> _Stated problem_
What is the number of lines holding the word "Saúde"? Give that number alone.
┄┄┄┄┄┄┄┄┄┄
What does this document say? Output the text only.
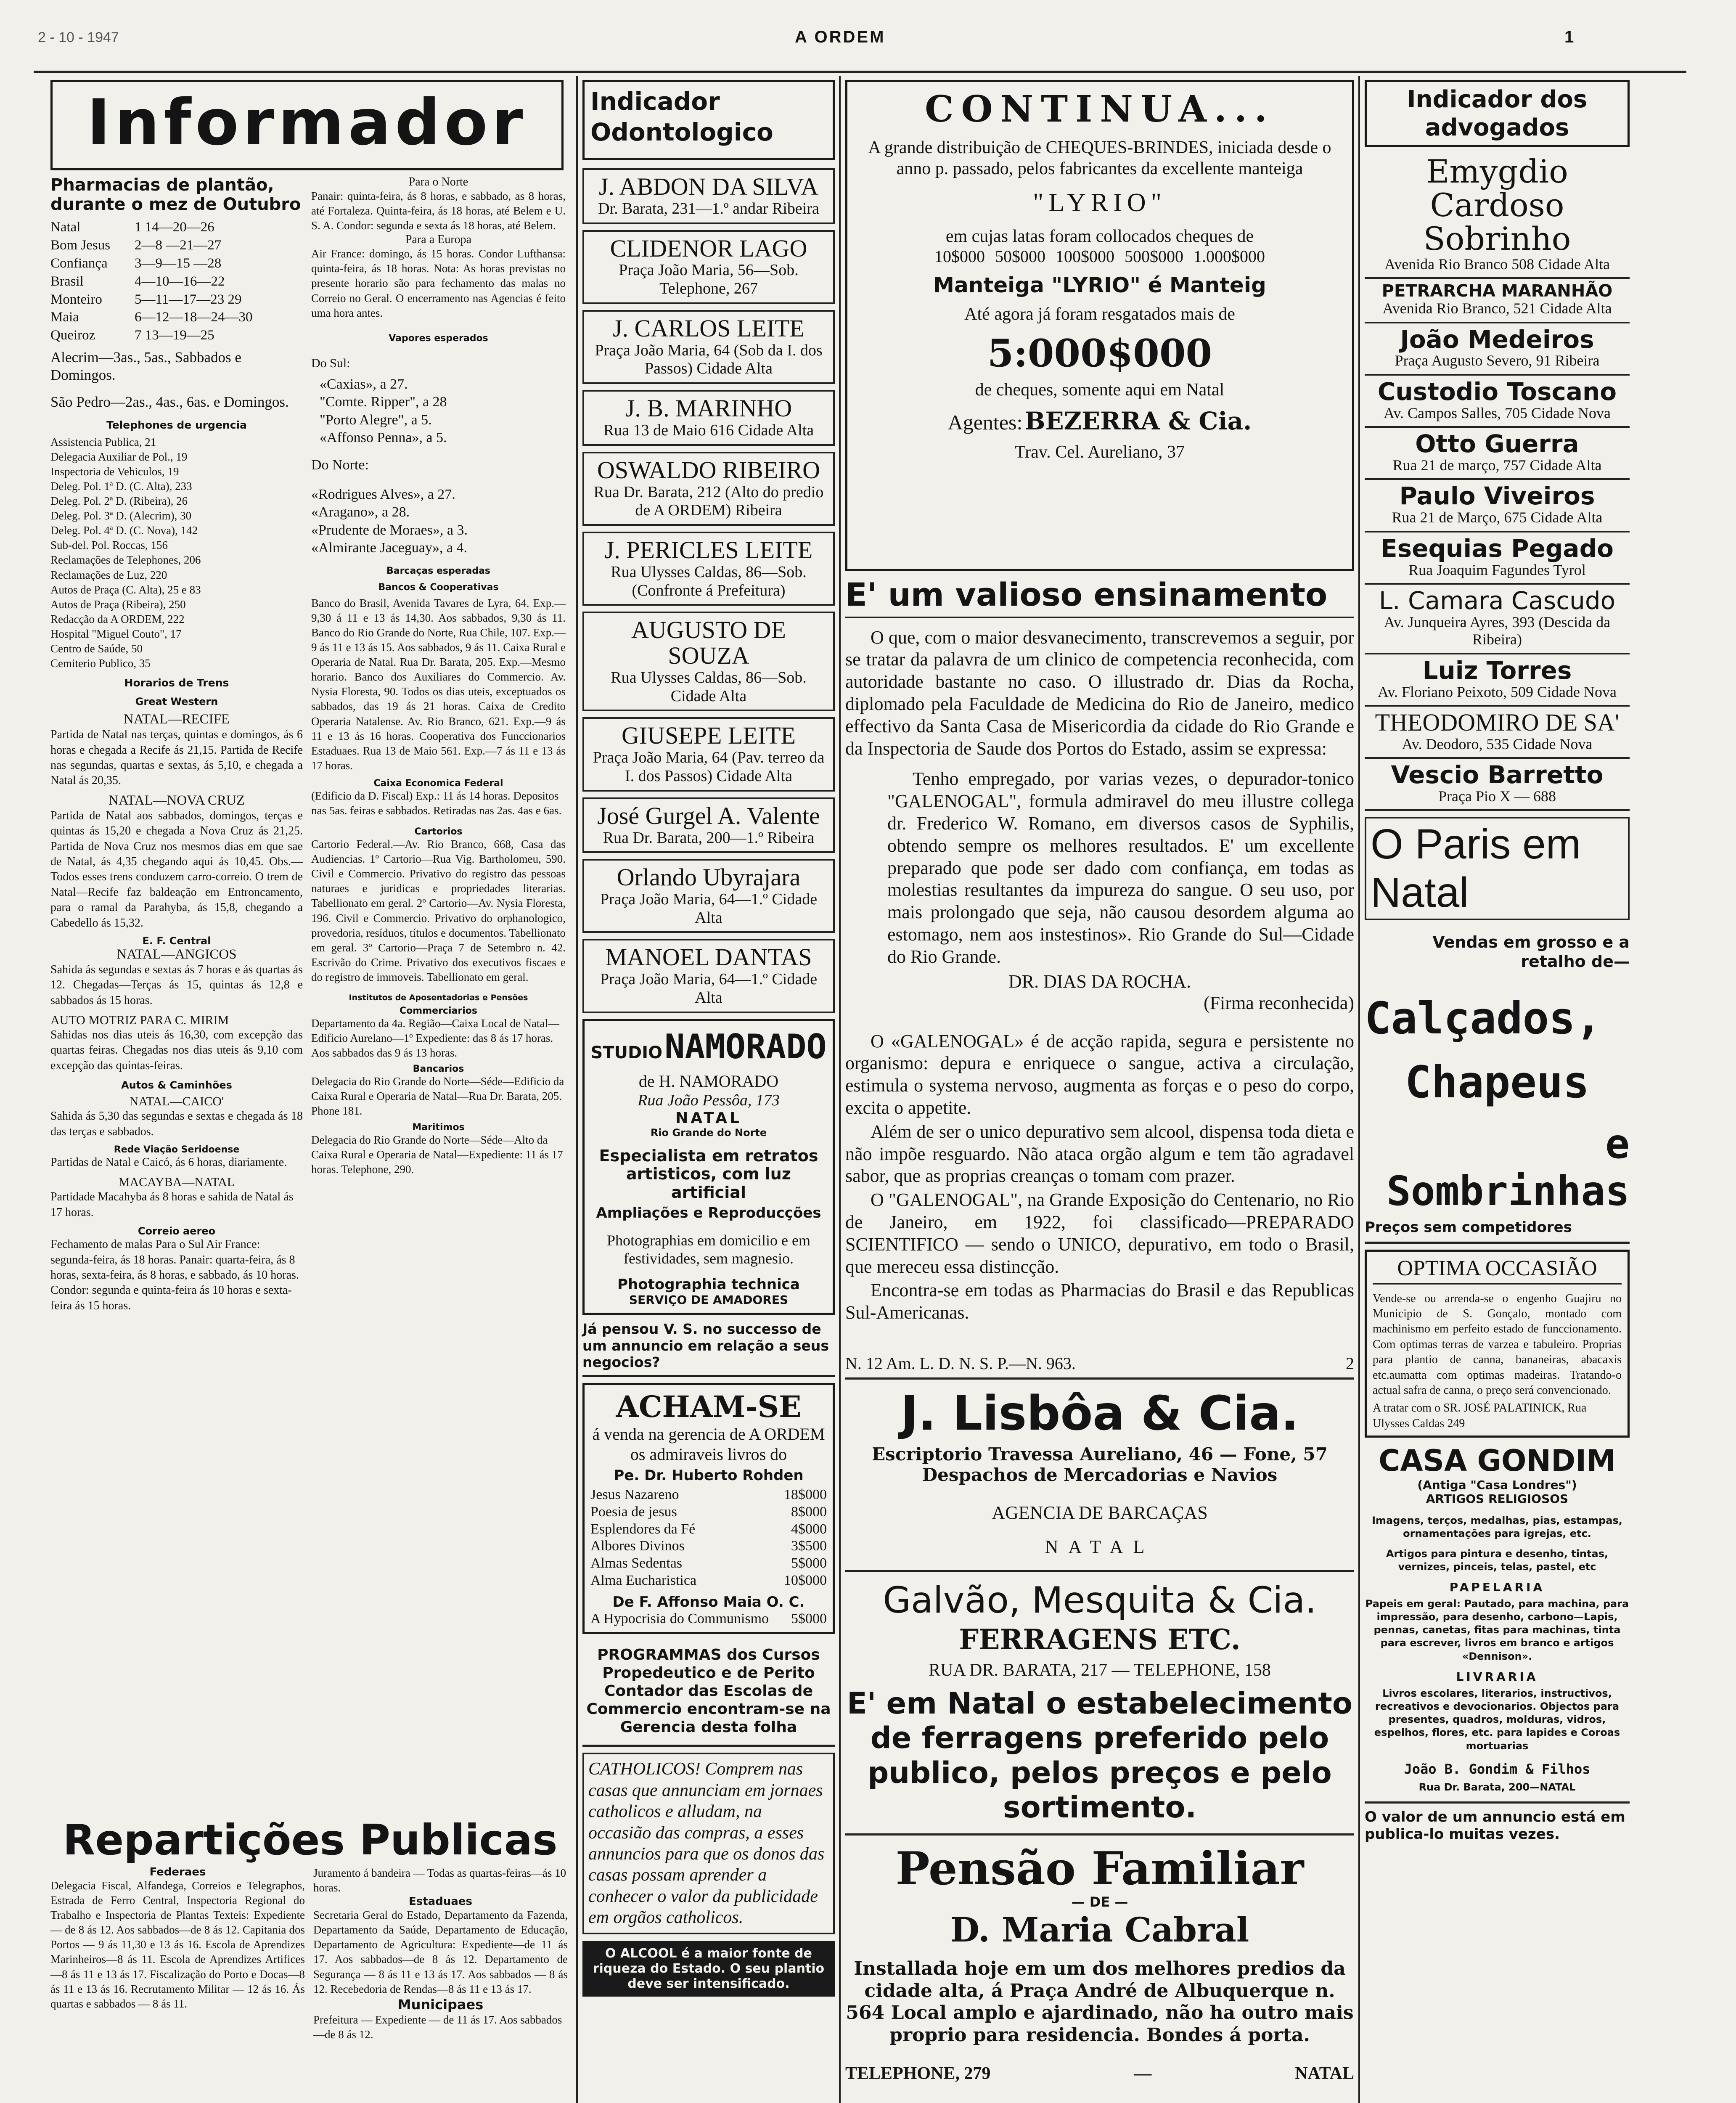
2 - 10 - 1947	A ORDEM	1
Informador
Pharmacias de plantão, durante o mez de Outubro
Natal	1 14—20—26
Bom Jesus	2—8 —21—27
Confiança	3—9—15 —28
Brasil	4—10—16—22
Monteiro	5—11—17—23 29
Maia	6—12—18—24—30
Queiroz	7 13—19—25
Alecrim—3as., 5as., Sabbados e Domingos.
São Pedro—2as., 4as., 6as. e Domingos.
Telephones de urgencia
Assistencia Publica, 21
Delegacia Auxiliar de Pol., 19
Inspectoria de Vehiculos, 19
Deleg. Pol. 1ª D. (C. Alta), 233
Deleg. Pol. 2ª D. (Ribeira), 26
Deleg. Pol. 3ª D. (Alecrim), 30
Deleg. Pol. 4ª D. (C. Nova), 142
Sub-del. Pol. Roccas, 156
Reclamações de Telephones, 206
Reclamações de Luz, 220
Autos de Praça (C. Alta), 25 e 83
Autos de Praça (Ribeira), 250
Redacção da A ORDEM, 222
Hospital "Miguel Couto", 17
Centro de Saúde, 50
Cemiterio Publico, 35
Horarios de Trens
Great Western
NATAL—RECIFE
Partida de Natal nas terças, quintas e domingos, ás 6 horas e chegada a Recife ás 21,15. Partida de Recife nas segundas, quartas e sextas, ás 5,10, e chegada a Natal ás 20,35.
NATAL—NOVA CRUZ
Partida de Natal aos sabbados, domingos, terças e quintas ás 15,20 e chegada a Nova Cruz ás 21,25. Partida de Nova Cruz nos mesmos dias em que sae de Natal, ás 4,35 chegando aqui ás 10,45. Obs.— Todos esses trens conduzem carro-correio. O trem de Natal—Recife faz baldeação em Entroncamento, para o ramal da Parahyba, ás 15,8, chegando a Cabedello ás 15,32.
E. F. Central
NATAL—ANGICOS
Sahida ás segundas e sextas ás 7 horas e ás quartas ás 12. Chegadas—Terças ás 15, quintas ás 12,8 e sabbados ás 15 horas.
AUTO MOTRIZ PARA C. MIRIM
Sahidas nos dias uteis ás 16,30, com excepção das quartas feiras. Chegadas nos dias uteis ás 9,10 com excepção das quintas-feiras.
Autos & Caminhões
NATAL—CAICO'
Sahida ás 5,30 das segundas e sextas e chegada ás 18 das terças e sabbados.
Rede Viação Seridoense
Partidas de Natal e Caicó, ás 6 horas, diariamente.
MACAYBA—NATAL
Partidade Macahyba ás 8 horas e sahida de Natal ás 17 horas.
Correio aereo
Fechamento de malas Para o Sul Air France: segunda-feira, ás 18 horas. Panair: quarta-feira, ás 8 horas, sexta-feira, ás 8 horas, e sabbado, ás 10 horas. Condor: segunda e quinta-feira ás 10 horas e sexta-feira ás 15 horas.
Para o Norte
Panair: quinta-feira, ás 8 horas, e sabbado, as 8 horas, até Fortaleza. Quinta-feira, ás 18 horas, até Belem e U. S. A. Condor: segunda e sexta ás 18 horas, até Belem.
Para a Europa
Air France: domingo, ás 15 horas. Condor Lufthansa: quinta-feira, ás 18 horas. Nota: As horas previstas no presente horario são para fechamento das malas no Correio no Geral. O encerramento nas Agencias é feito uma hora antes.
Vapores esperados
Do Sul:
«Caxias», a 27.
"Comte. Ripper", a 28
"Porto Alegre", a 5.
«Affonso Penna», a 5.
Do Norte:
«Rodrigues Alves», a 27.
«Aragano», a 28.
«Prudente de Moraes», a 3.
«Almirante Jaceguay», a 4.
Barcaças esperadas
Bancos & Cooperativas
Banco do Brasil, Avenida Tavares de Lyra, 64. Exp.—9,30 á 11 e 13 ás 14,30. Aos sabbados, 9,30 ás 11. Banco do Rio Grande do Norte, Rua Chile, 107. Exp.—9 ás 11 e 13 ás 15. Aos sabbados, 9 ás 11. Caixa Rural e Operaria de Natal. Rua Dr. Barata, 205. Exp.—Mesmo horario. Banco dos Auxiliares do Commercio. Av. Nysia Floresta, 90. Todos os dias uteis, exceptuados os sabbados, das 19 ás 21 horas. Caixa de Credito Operaria Natalense. Av. Rio Branco, 621. Exp.—9 ás 11 e 13 ás 16 horas. Cooperativa dos Funccionarios Estaduaes. Rua 13 de Maio 561. Exp.—7 ás 11 e 13 ás 17 horas.
Caixa Economica Federal
(Edificio da D. Fiscal) Exp.: 11 ás 14 horas. Depositos nas 5as. feiras e sabbados. Retiradas nas 2as. 4as e 6as.
Cartorios
Cartorio Federal.—Av. Rio Branco, 668, Casa das Audiencias. 1º Cartorio—Rua Vig. Bartholomeu, 590. Civil e Commercio. Privativo do registro das pessoas naturaes e juridicas e propriedades literarias. Tabellionato em geral. 2º Cartorio—Av. Nysia Floresta, 196. Civil e Commercio. Privativo do orphanologico, provedoria, resíduos, títulos e documentos. Tabellionato em geral. 3º Cartorio—Praça 7 de Setembro n. 42. Escrivão do Crime. Privativo dos executivos fiscaes e do registro de immoveis. Tabellionato em geral.
Institutos de Aposentadorias e Pensões
Commerciarios
Departamento da 4a. Região—Caixa Local de Natal—Edificio Aurelano—1º Expediente: das 8 ás 17 horas. Aos sabbados das 9 ás 13 horas.
Bancarios
Delegacia do Rio Grande do Norte—Séde—Edificio da Caixa Rural e Operaria de Natal—Rua Dr. Barata, 205. Phone 181.
Maritimos
Delegacia do Rio Grande do Norte—Séde—Alto da Caixa Rural e Operaria de Natal—Expediente: 11 ás 17 horas. Telephone, 290.
Repartições Publicas
Federaes
Delegacia Fiscal, Alfandega, Correios e Telegraphos, Estrada de Ferro Central, Inspectoria Regional do Trabalho e Inspectoria de Plantas Texteis: Expediente — de 8 ás 12. Aos sabbados—de 8 ás 12. Capitania dos Portos — 9 ás 11,30 e 13 ás 16. Escola de Aprendizes Marinheiros—8 ás 11. Escola de Aprendizes Artifices—8 ás 11 e 13 ás 17. Fiscalização do Porto e Docas—8 ás 11 e 13 ás 16. Recrutamento Militar — 12 ás 16. Ás quartas e sabbados — 8 ás 11.
Juramento á bandeira — Todas as quartas-feiras—ás 10 horas.
Estaduaes
Secretaria Geral do Estado, Departamento da Fazenda, Departamento da Saúde, Departamento de Educação, Departamento de Agricultura: Expediente—de 11 ás 17. Aos sabbados—de 8 ás 12. Departamento de Segurança — 8 ás 11 e 13 ás 17. Aos sabbados — 8 ás 12. Recebedoria de Rendas—8 ás 11 e 13 ás 17.
Municipaes
Prefeitura — Expediente — de 11 ás 17. Aos sabbados—de 8 ás 12.
Indicador Odontologico
J. ABDON DA SILVA
Dr. Barata, 231—1.º andar Ribeira
CLIDENOR LAGO
Praça João Maria, 56—Sob. Telephone, 267
J. CARLOS LEITE
Praça João Maria, 64 (Sob da I. dos Passos) Cidade Alta
J. B. MARINHO
Rua 13 de Maio 616 Cidade Alta
OSWALDO RIBEIRO
Rua Dr. Barata, 212 (Alto do predio de A ORDEM) Ribeira
J. PERICLES LEITE
Rua Ulysses Caldas, 86—Sob. (Confronte á Prefeitura)
AUGUSTO DE SOUZA
Rua Ulysses Caldas, 86—Sob. Cidade Alta
GIUSEPE LEITE
Praça João Maria, 64 (Pav. terreo da I. dos Passos) Cidade Alta
José Gurgel A. Valente
Rua Dr. Barata, 200—1.º Ribeira
Orlando Ubyrajara
Praça João Maria, 64—1.º Cidade Alta
MANOEL DANTAS
Praça João Maria, 64—1.º Cidade Alta
STUDIO NAMORADO
de H. NAMORADO
Rua João Pessôa, 173
NATAL
Rio Grande do Norte
Especialista em retratos artisticos, com luz artificial
Ampliações e Reproducções
Photographias em domicilio e em festividades, sem magnesio.
Photographia technica
SERVIÇO DE AMADORES
Já pensou V. S. no successo de um annuncio em relação a seus negocios?
ACHAM-SE
á venda na gerencia de A ORDEM os admiraveis livros do
Pe. Dr. Huberto Rohden
Jesus Nazareno	18$000
Poesia de jesus	8$000
Esplendores da Fé	4$000
Albores Divinos	3$500
Almas Sedentas	5$000
Alma Eucharistica	10$000
De F. Affonso Maia O. C.
A Hypocrisia do Communismo 5$000
PROGRAMMAS dos Cursos Propedeutico e de Perito Contador das Escolas de Commercio encontram-se na Gerencia desta folha
CATHOLICOS! Comprem nas casas que annunciam em jornaes catholicos e alludam, na occasião das compras, a esses annuncios para que os donos das casas possam aprender a conhecer o valor da publicidade em orgãos catholicos.
O ALCOOL é a maior fonte de riqueza do Estado. O seu plantio deve ser intensificado.
CONTINUA...
A grande distribuição de CHEQUES-BRINDES, iniciada desde o anno p. passado, pelos fabricantes da excellente manteiga
"LYRIO"
em cujas latas foram collocados cheques de
10$000 50$000 100$000 500$000 1.000$000
Manteiga "LYRIO" é Manteig
Até agora já foram resgatados mais de
5:000$000
de cheques, somente aqui em Natal
Agentes: BEZERRA & Cia.
Trav. Cel. Aureliano, 37
E' um valioso ensinamento

O que, com o maior desvanecimento, transcrevemos a seguir, por se tratar da palavra de um clinico de competencia reconhecida, com autoridade bastante no caso. O illustrado dr. Dias da Rocha, diplomado pela Faculdade de Medicina do Rio de Janeiro, medico effectivo da Santa Casa de Misericordia da cidade do Rio Grande e da Inspectoria de Saude dos Portos do Estado, assim se expressa:

Tenho empregado, por varias vezes, o depurador-tonico "GALENOGAL", formula admiravel do meu illustre collega dr. Frederico W. Romano, em diversos casos de Syphilis, obtendo sempre os melhores resultados. E' um excellente preparado que pode ser dado com confiança, em todas as molestias resultantes da impureza do sangue. O seu uso, por mais prolongado que seja, não causou desordem alguma ao estomago, nem aos instestinos». Rio Grande do Sul—Cidade do Rio Grande.

DR. DIAS DA ROCHA.
(Firma reconhecida)

O «GALENOGAL» é de acção rapida, segura e persistente no organismo: depura e enriquece o sangue, activa a circulação, estimula o systema nervoso, augmenta as forças e o peso do corpo, excita o appetite.

Além de ser o unico depurativo sem alcool, dispensa toda dieta e não impõe resguardo. Não ataca orgão algum e tem tão agradavel sabor, que as proprias creanças o tomam com prazer.

O "GALENOGAL", na Grande Exposição do Centenario, no Rio de Janeiro, em 1922, foi classificado—PREPARADO SCIENTIFICO — sendo o UNICO, depurativo, em todo o Brasil, que mereceu essa distincção.

Encontra-se em todas as Pharmacias do Brasil e das Republicas Sul-Americanas.

N. 12 Am. L. D. N. S. P.—N. 963.	2
J. Lisbôa & Cia.
Escriptorio Travessa Aureliano, 46 — Fone, 57
Despachos de Mercadorias e Navios
AGENCIA DE BARCAÇAS
NATAL
Galvão, Mesquita & Cia.
FERRAGENS ETC.
RUA DR. BARATA, 217 — TELEPHONE, 158
E' em Natal o estabelecimento de ferragens preferido pelo publico, pelos preços e pelo sortimento.
Pensão Familiar
— DE —
D. Maria Cabral
Installada hoje em um dos melhores predios da cidade alta, á Praça André de Albuquerque n. 564 Local amplo e ajardinado, não ha outro mais proprio para residencia. Bondes á porta.
TELEPHONE, 279	—	NATAL
Indicador dos advogados
Emygdio Cardoso Sobrinho
Avenida Rio Branco 508 Cidade Alta
PETRARCHA MARANHÃO
Avenida Rio Branco, 521 Cidade Alta
João Medeiros
Praça Augusto Severo, 91 Ribeira
Custodio Toscano
Av. Campos Salles, 705 Cidade Nova
Otto Guerra
Rua 21 de março, 757 Cidade Alta
Paulo Viveiros
Rua 21 de Março, 675 Cidade Alta
Esequias Pegado
Rua Joaquim Fagundes Tyrol
L. Camara Cascudo
Av. Junqueira Ayres, 393 (Descida da Ribeira)
Luiz Torres
Av. Floriano Peixoto, 509 Cidade Nova
THEODOMIRO DE SA'
Av. Deodoro, 535 Cidade Nova
Vescio Barretto
Praça Pio X — 688
O Paris em Natal
Vendas em grosso e a retalho de—
Calçados,
Chapeus
e Sombrinhas
Preços sem competidores
OPTIMA OCCASIÃO
Vende-se ou arrenda-se o engenho Guajiru no Municipio de S. Gonçalo, montado com machinismo em perfeito estado de funccionamento. Com optimas terras de varzea e tabuleiro. Proprias para plantio de canna, bananeiras, abacaxis etc.aumatta com optimas madeiras. Tratando-o actual safra de canna, o preço será convencionado.
A tratar com o SR. JOSÉ PALATINICK, Rua Ulysses Caldas 249
CASA GONDIM
(Antiga "Casa Londres")
ARTIGOS RELIGIOSOS
Imagens, terços, medalhas, pias, estampas, ornamentações para igrejas, etc.
Artigos para pintura e desenho, tintas, vernizes, pinceis, telas, pastel, etc
PAPELARIA
Papeis em geral: Pautado, para machina, para impressão, para desenho, carbono—Lapis, pennas, canetas, fitas para machinas, tinta para escrever, livros em branco e artigos «Dennison».
LIVRARIA
Livros escolares, literarios, instructivos, recreativos e devocionarios. Objectos para presentes, quadros, molduras, vidros, espelhos, flores, etc. para lapides e Coroas mortuarias
João B. Gondim & Filhos
Rua Dr. Barata, 200—NATAL
O valor de um annuncio está em publica-lo muitas vezes.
┄┄┄┄┄┄┄┄┄┄
> _Finished exercise_
2